- [Requirement]
Transcribe every line of the records verbatim.

- [Raw records]
+===+
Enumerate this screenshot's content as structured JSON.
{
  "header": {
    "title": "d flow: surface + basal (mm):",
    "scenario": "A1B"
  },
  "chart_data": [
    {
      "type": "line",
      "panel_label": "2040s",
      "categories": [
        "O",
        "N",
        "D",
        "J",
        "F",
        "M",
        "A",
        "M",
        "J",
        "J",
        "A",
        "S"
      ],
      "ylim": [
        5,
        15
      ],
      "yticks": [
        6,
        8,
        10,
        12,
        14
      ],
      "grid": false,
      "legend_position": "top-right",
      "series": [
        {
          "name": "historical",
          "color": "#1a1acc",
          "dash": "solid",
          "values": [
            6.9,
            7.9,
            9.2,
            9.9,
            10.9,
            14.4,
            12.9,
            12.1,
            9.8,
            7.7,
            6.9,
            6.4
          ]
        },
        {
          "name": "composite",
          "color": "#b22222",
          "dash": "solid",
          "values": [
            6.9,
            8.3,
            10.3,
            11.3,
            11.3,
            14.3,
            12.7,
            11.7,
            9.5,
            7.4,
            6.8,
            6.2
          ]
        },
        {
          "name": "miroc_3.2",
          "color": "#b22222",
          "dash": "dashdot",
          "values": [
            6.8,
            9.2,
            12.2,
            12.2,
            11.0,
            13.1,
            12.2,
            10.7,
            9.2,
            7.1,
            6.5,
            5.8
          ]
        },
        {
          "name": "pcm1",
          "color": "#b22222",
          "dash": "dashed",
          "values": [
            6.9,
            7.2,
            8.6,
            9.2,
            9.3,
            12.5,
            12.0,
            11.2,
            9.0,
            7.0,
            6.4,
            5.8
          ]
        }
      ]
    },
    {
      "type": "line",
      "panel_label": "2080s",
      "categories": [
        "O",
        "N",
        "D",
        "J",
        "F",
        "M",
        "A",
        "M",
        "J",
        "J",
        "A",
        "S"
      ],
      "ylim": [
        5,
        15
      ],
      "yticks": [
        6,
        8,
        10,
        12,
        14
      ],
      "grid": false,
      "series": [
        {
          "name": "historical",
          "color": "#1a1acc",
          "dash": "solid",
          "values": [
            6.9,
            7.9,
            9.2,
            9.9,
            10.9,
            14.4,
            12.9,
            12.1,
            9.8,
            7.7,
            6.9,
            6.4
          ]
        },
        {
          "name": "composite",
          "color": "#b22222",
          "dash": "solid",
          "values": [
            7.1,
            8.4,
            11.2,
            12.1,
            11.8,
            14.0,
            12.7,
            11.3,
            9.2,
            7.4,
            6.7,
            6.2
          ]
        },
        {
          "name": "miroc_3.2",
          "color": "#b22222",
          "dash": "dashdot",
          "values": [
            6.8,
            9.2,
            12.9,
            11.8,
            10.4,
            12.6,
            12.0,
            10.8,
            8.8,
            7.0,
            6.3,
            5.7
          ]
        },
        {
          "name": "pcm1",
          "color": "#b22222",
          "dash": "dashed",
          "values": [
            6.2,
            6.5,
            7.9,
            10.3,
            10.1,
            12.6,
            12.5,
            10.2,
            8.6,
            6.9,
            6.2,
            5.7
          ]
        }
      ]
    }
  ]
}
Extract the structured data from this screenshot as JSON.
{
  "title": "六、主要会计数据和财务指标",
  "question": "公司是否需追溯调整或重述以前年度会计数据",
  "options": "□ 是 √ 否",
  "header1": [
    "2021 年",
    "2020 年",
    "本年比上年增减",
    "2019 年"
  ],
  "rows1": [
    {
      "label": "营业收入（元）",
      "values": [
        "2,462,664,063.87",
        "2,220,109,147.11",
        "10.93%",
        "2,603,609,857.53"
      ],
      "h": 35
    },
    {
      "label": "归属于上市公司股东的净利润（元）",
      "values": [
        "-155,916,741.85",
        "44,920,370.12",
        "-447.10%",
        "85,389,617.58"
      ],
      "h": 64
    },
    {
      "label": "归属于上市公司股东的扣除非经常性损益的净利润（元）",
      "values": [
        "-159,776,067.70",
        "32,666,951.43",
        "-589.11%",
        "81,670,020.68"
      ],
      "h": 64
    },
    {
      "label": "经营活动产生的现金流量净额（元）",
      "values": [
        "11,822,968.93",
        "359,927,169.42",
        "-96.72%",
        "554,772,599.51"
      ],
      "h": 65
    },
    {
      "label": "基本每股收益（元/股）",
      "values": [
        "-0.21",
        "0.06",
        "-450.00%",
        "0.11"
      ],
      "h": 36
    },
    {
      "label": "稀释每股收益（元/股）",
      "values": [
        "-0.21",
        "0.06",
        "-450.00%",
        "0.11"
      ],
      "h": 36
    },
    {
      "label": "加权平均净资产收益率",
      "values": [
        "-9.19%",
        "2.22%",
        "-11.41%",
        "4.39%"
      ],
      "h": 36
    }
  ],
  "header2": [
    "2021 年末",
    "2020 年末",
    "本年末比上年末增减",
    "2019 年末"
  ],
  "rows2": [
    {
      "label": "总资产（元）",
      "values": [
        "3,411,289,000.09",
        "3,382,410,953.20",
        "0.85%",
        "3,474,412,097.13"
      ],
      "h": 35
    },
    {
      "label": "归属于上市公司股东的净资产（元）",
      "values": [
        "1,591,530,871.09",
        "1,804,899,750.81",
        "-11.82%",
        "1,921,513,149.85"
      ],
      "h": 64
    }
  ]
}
+===+
- [Worked solution]
Enumerate this screenshot's content as structured JSON.
{
  "header": {
    "title": "d flow: surface + basal (mm):",
    "scenario": "A1B"
  },
  "chart_data": [
    {
      "type": "line",
      "panel_label": "2040s",
      "categories": [
        "O",
        "N",
        "D",
        "J",
        "F",
        "M",
        "A",
        "M",
        "J",
        "J",
        "A",
        "S"
      ],
      "ylim": [
        5,
        15
      ],
      "yticks": [
        6,
        8,
        10,
        12,
        14
      ],
      "grid": false,
      "legend_position": "top-right",
      "series": [
        {
          "name": "historical",
          "color": "#1a1acc",
          "dash": "solid",
          "values": [
            6.9,
            7.9,
            9.2,
            9.9,
            10.9,
            14.4,
            12.9,
            12.1,
            9.8,
            7.7,
            6.9,
            6.4
          ]
        },
        {
          "name": "composite",
          "color": "#b22222",
          "dash": "solid",
          "values": [
            6.9,
            8.3,
            10.3,
            11.3,
            11.3,
            14.3,
            12.7,
            11.7,
            9.5,
            7.4,
            6.8,
            6.2
          ]
        },
        {
          "name": "miroc_3.2",
          "color": "#b22222",
          "dash": "dashdot",
          "values": [
            6.8,
            9.2,
            12.2,
            12.2,
            11.0,
            13.1,
            12.2,
            10.7,
            9.2,
            7.1,
            6.5,
            5.8
          ]
        },
        {
          "name": "pcm1",
          "color": "#b22222",
          "dash": "dashed",
          "values": [
            6.9,
            7.2,
            8.6,
            9.2,
            9.3,
            12.5,
            12.0,
            11.2,
            9.0,
            7.0,
            6.4,
            5.8
          ]
        }
      ]
    },
    {
      "type": "line",
      "panel_label": "2080s",
      "categories": [
        "O",
        "N",
        "D",
        "J",
        "F",
        "M",
        "A",
        "M",
        "J",
        "J",
        "A",
        "S"
      ],
      "ylim": [
        5,
        15
      ],
      "yticks": [
        6,
        8,
        10,
        12,
        14
      ],
      "grid": false,
      "series": [
        {
          "name": "historical",
          "color": "#1a1acc",
          "dash": "solid",
          "values": [
            6.9,
            7.9,
            9.2,
            9.9,
            10.9,
            14.4,
            12.9,
            12.1,
            9.8,
            7.7,
            6.9,
            6.4
          ]
        },
        {
          "name": "composite",
          "color": "#b22222",
          "dash": "solid",
          "values": [
            7.1,
            8.4,
            11.2,
            12.1,
            11.8,
            14.0,
            12.7,
            11.3,
            9.2,
            7.4,
            6.7,
            6.2
          ]
        },
        {
          "name": "miroc_3.2",
          "color": "#b22222",
          "dash": "dashdot",
          "values": [
            6.8,
            9.2,
            12.9,
            11.8,
            10.4,
            12.6,
            12.0,
            10.8,
            8.8,
            7.0,
            6.3,
            5.7
          ]
        },
        {
          "name": "pcm1",
          "color": "#b22222",
          "dash": "dashed",
          "values": [
            6.2,
            6.5,
            7.9,
            10.3,
            10.1,
            12.6,
            12.5,
            10.2,
            8.6,
            6.9,
            6.2,
            5.7
          ]
        }
      ]
    }
  ]
}
Extract the structured data from this screenshot as JSON.
{
  "title": "六、主要会计数据和财务指标",
  "question": "公司是否需追溯调整或重述以前年度会计数据",
  "options": "□ 是 √ 否",
  "header1": [
    "2021 年",
    "2020 年",
    "本年比上年增减",
    "2019 年"
  ],
  "rows1": [
    {
      "label": "营业收入（元）",
      "values": [
        "2,462,664,063.87",
        "2,220,109,147.11",
        "10.93%",
        "2,603,609,857.53"
      ],
      "h": 35
    },
    {
      "label": "归属于上市公司股东的净利润（元）",
      "values": [
        "-155,916,741.85",
        "44,920,370.12",
        "-447.10%",
        "85,389,617.58"
      ],
      "h": 64
    },
    {
      "label": "归属于上市公司股东的扣除非经常性损益的净利润（元）",
      "values": [
        "-159,776,067.70",
        "32,666,951.43",
        "-589.11%",
        "81,670,020.68"
      ],
      "h": 64
    },
    {
      "label": "经营活动产生的现金流量净额（元）",
      "values": [
        "11,822,968.93",
        "359,927,169.42",
        "-96.72%",
        "554,772,599.51"
      ],
      "h": 65
    },
    {
      "label": "基本每股收益（元/股）",
      "values": [
        "-0.21",
        "0.06",
        "-450.00%",
        "0.11"
      ],
      "h": 36
    },
    {
      "label": "稀释每股收益（元/股）",
      "values": [
        "-0.21",
        "0.06",
        "-450.00%",
        "0.11"
      ],
      "h": 36
    },
    {
      "label": "加权平均净资产收益率",
      "values": [
        "-9.19%",
        "2.22%",
        "-11.41%",
        "4.39%"
      ],
      "h": 36
    }
  ],
  "header2": [
    "2021 年末",
    "2020 年末",
    "本年末比上年末增减",
    "2019 年末"
  ],
  "rows2": [
    {
      "label": "总资产（元）",
      "values": [
        "3,411,289,000.09",
        "3,382,410,953.20",
        "0.85%",
        "3,474,412,097.13"
      ],
      "h": 35
    },
    {
      "label": "归属于上市公司股东的净资产（元）",
      "values": [
        "1,591,530,871.09",
        "1,804,899,750.81",
        "-11.82%",
        "1,921,513,149.85"
      ],
      "h": 64
    }
  ]
}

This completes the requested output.